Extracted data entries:

···

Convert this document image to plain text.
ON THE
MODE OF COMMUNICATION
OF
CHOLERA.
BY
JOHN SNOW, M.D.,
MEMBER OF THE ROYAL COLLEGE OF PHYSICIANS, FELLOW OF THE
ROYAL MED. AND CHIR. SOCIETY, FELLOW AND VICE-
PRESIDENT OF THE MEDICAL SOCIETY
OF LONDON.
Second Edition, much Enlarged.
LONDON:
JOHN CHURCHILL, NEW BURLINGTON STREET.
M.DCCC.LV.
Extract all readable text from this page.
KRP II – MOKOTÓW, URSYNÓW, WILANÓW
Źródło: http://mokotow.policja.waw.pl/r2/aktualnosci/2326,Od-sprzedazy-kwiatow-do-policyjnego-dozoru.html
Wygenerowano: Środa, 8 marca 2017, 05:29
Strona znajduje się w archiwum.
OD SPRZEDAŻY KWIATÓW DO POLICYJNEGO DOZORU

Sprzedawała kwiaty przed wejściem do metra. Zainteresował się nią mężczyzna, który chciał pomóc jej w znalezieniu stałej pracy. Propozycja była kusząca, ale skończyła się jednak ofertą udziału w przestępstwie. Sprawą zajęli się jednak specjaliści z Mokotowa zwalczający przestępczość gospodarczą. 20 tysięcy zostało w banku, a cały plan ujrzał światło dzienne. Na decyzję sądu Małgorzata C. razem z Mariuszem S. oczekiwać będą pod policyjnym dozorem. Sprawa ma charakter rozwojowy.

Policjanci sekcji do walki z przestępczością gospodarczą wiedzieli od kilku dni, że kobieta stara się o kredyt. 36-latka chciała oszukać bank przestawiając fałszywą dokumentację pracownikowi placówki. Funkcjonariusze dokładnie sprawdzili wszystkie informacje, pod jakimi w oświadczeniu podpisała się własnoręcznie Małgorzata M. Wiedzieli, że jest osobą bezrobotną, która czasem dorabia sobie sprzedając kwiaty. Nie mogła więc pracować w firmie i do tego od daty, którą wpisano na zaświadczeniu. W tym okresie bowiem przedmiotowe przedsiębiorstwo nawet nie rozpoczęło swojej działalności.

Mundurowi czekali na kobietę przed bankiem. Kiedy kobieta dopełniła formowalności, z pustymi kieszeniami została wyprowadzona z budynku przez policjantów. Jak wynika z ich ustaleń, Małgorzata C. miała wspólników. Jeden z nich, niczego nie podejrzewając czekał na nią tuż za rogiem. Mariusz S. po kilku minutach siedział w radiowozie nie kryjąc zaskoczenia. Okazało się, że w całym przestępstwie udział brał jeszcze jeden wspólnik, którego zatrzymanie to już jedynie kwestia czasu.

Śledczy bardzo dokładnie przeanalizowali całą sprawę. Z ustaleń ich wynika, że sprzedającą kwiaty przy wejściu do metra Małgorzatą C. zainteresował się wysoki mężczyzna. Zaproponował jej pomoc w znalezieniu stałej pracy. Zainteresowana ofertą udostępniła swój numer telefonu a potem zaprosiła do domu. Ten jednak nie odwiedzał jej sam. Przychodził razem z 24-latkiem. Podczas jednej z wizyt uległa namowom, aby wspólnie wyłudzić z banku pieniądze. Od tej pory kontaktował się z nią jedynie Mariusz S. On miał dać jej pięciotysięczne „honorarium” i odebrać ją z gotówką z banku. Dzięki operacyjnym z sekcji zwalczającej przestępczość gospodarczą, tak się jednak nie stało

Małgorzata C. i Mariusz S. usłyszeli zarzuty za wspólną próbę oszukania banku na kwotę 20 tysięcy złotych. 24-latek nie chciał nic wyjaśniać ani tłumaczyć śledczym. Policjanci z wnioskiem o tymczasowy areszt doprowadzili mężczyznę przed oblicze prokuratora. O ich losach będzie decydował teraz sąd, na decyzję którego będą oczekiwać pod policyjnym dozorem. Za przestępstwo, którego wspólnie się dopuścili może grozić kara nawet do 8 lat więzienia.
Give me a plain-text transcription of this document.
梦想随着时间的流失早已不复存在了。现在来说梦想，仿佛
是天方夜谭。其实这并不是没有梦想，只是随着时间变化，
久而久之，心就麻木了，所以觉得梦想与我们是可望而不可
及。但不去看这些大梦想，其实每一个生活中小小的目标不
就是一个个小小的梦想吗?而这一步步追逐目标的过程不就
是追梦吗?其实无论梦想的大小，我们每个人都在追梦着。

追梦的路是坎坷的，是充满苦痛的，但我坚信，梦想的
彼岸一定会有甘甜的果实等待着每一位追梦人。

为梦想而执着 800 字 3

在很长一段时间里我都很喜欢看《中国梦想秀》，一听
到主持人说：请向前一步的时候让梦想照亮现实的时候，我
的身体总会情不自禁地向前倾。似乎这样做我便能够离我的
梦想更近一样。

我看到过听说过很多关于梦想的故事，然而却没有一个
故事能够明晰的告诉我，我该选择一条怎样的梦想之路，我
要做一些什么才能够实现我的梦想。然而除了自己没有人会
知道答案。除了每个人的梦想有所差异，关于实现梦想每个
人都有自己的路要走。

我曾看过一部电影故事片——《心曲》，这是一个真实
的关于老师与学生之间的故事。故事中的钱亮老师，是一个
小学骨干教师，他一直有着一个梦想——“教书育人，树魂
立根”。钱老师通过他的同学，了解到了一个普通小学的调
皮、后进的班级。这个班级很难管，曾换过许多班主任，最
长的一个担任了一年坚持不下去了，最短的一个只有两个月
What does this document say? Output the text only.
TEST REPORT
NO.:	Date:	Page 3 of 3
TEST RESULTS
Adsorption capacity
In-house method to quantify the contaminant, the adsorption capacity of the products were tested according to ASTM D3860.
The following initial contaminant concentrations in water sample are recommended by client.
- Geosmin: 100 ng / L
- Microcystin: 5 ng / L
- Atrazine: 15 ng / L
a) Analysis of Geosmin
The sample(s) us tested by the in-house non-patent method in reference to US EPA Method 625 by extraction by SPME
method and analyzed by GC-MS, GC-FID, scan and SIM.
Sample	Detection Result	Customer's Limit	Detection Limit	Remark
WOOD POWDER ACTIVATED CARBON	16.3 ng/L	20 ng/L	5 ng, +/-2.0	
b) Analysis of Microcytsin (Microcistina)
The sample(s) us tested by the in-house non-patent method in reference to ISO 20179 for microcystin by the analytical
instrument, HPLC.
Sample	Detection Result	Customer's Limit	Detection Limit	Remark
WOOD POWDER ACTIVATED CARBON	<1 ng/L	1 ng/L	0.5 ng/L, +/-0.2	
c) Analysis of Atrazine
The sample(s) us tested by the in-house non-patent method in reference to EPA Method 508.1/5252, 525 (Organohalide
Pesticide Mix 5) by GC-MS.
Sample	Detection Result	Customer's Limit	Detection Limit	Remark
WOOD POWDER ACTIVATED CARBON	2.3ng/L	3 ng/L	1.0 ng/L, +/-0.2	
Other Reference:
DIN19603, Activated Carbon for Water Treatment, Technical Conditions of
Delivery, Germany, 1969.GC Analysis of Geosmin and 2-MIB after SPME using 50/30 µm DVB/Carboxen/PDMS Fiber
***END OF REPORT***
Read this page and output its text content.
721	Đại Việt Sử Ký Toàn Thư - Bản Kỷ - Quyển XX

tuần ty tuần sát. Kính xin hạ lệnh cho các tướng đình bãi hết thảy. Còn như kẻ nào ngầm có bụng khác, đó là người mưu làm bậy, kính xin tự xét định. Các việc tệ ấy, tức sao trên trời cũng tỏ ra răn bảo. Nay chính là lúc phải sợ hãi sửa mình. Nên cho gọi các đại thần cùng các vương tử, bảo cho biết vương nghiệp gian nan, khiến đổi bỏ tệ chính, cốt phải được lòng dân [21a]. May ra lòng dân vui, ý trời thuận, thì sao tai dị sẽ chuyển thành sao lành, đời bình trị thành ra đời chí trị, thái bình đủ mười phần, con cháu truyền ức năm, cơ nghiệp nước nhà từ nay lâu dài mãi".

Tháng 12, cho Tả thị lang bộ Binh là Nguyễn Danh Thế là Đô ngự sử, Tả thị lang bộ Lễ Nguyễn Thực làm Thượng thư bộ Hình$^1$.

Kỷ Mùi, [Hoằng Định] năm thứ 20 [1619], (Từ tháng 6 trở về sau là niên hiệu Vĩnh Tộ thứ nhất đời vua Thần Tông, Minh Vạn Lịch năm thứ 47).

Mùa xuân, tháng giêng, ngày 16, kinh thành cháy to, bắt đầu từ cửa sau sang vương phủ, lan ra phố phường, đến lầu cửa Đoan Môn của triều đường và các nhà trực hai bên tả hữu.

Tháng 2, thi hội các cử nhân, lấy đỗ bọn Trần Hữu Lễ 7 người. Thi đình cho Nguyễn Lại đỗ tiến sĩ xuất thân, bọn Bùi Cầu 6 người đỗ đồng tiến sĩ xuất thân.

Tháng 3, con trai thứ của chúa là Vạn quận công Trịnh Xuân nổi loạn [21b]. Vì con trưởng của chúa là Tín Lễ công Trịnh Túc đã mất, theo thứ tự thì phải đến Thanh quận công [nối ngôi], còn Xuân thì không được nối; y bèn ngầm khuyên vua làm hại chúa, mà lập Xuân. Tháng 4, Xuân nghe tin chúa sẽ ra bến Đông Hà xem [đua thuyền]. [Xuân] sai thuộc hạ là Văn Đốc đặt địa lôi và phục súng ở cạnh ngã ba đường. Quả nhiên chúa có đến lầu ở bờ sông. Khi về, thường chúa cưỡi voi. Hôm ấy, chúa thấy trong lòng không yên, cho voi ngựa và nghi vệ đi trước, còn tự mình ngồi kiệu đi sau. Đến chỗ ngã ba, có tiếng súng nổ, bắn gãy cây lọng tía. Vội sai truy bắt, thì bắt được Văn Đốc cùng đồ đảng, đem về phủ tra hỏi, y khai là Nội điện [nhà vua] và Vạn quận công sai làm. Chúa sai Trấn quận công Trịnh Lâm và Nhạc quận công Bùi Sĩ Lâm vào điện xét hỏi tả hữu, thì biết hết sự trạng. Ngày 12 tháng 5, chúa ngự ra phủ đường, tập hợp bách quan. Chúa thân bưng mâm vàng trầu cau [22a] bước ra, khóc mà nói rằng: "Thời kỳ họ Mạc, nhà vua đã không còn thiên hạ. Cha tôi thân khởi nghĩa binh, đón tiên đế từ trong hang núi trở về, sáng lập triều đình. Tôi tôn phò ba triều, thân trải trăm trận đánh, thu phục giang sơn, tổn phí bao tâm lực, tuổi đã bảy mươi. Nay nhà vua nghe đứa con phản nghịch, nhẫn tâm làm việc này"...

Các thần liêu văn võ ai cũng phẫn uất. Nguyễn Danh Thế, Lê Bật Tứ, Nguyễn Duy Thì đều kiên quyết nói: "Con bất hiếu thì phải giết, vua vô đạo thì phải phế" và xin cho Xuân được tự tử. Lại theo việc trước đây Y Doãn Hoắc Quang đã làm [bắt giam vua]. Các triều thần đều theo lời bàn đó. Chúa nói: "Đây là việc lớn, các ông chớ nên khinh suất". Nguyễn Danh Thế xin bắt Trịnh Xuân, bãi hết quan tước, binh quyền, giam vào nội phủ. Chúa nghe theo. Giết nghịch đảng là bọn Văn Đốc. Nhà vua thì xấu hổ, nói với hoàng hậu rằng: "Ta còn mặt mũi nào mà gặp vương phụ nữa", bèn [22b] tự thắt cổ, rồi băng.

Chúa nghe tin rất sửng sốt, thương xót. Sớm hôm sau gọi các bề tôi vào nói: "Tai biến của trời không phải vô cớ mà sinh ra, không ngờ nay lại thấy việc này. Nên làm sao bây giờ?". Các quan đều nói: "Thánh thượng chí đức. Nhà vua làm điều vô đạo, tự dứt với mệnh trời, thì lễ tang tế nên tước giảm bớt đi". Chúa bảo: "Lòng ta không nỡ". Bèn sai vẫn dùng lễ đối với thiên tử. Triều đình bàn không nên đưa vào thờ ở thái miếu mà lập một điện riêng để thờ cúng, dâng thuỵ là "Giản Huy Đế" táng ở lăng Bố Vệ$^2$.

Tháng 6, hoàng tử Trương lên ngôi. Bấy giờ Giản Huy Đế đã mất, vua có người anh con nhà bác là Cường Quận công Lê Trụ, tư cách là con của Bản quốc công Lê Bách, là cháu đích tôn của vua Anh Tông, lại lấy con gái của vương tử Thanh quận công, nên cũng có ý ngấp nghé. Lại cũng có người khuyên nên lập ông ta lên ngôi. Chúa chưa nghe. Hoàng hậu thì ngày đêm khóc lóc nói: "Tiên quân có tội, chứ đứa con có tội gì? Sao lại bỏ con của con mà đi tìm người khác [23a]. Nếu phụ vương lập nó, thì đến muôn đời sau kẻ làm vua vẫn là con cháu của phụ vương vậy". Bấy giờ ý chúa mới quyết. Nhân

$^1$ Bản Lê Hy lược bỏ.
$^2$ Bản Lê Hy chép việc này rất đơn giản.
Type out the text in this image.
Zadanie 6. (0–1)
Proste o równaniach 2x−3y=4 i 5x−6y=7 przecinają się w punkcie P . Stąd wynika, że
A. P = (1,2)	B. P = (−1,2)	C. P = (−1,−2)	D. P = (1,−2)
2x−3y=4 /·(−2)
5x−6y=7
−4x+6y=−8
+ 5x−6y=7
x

···

- Your goal -
In the entries above, count each line holding "oczekiwać" and report the total and nothing more.

- The result -
2